▶ GOAL:
Here are some entries; quote each one exactly.
◇ ◇ ◇ ◇ ◇
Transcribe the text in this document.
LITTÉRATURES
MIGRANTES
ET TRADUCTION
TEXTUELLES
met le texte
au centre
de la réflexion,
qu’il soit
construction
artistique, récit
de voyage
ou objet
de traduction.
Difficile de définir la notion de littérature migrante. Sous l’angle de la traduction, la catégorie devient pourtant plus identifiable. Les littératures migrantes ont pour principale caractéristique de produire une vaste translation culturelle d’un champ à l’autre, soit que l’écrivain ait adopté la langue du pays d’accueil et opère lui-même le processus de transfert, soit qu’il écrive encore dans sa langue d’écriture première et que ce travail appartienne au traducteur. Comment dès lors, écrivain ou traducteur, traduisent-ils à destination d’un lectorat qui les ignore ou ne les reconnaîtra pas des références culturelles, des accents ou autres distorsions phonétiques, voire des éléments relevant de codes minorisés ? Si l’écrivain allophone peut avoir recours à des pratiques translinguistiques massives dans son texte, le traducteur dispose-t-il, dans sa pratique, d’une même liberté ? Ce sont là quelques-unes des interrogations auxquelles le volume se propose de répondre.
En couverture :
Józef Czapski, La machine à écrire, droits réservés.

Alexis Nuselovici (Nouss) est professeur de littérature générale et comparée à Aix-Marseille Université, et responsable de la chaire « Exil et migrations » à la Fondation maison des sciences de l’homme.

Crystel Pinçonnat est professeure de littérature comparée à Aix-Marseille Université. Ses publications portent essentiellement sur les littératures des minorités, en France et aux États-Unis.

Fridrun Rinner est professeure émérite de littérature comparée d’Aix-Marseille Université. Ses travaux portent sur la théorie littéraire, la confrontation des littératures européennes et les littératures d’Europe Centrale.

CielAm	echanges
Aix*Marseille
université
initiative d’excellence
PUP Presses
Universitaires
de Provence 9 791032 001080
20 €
◇ ◇ ◇ ◇ ◇
▶ FULL OUTPUT:
Transcribe the text in this document.
LITTÉRATURES
MIGRANTES
ET TRADUCTION
TEXTUELLES
met le texte
au centre
de la réflexion,
qu’il soit
construction
artistique, récit
de voyage
ou objet
de traduction.
Difficile de définir la notion de littérature migrante. Sous l’angle de la traduction, la catégorie devient pourtant plus identifiable. Les littératures migrantes ont pour principale caractéristique de produire une vaste translation culturelle d’un champ à l’autre, soit que l’écrivain ait adopté la langue du pays d’accueil et opère lui-même le processus de transfert, soit qu’il écrive encore dans sa langue d’écriture première et que ce travail appartienne au traducteur. Comment dès lors, écrivain ou traducteur, traduisent-ils à destination d’un lectorat qui les ignore ou ne les reconnaîtra pas des références culturelles, des accents ou autres distorsions phonétiques, voire des éléments relevant de codes minorisés ? Si l’écrivain allophone peut avoir recours à des pratiques translinguistiques massives dans son texte, le traducteur dispose-t-il, dans sa pratique, d’une même liberté ? Ce sont là quelques-unes des interrogations auxquelles le volume se propose de répondre.
En couverture :
Józef Czapski, La machine à écrire, droits réservés.

Alexis Nuselovici (Nouss) est professeur de littérature générale et comparée à Aix-Marseille Université, et responsable de la chaire « Exil et migrations » à la Fondation maison des sciences de l’homme.

Crystel Pinçonnat est professeure de littérature comparée à Aix-Marseille Université. Ses publications portent essentiellement sur les littératures des minorités, en France et aux États-Unis.

Fridrun Rinner est professeure émérite de littérature comparée d’Aix-Marseille Université. Ses travaux portent sur la théorie littéraire, la confrontation des littératures européennes et les littératures d’Europe Centrale.

CielAm	echanges
Aix*Marseille
université
initiative d’excellence
PUP Presses
Universitaires
de Provence 9 791032 001080
20 €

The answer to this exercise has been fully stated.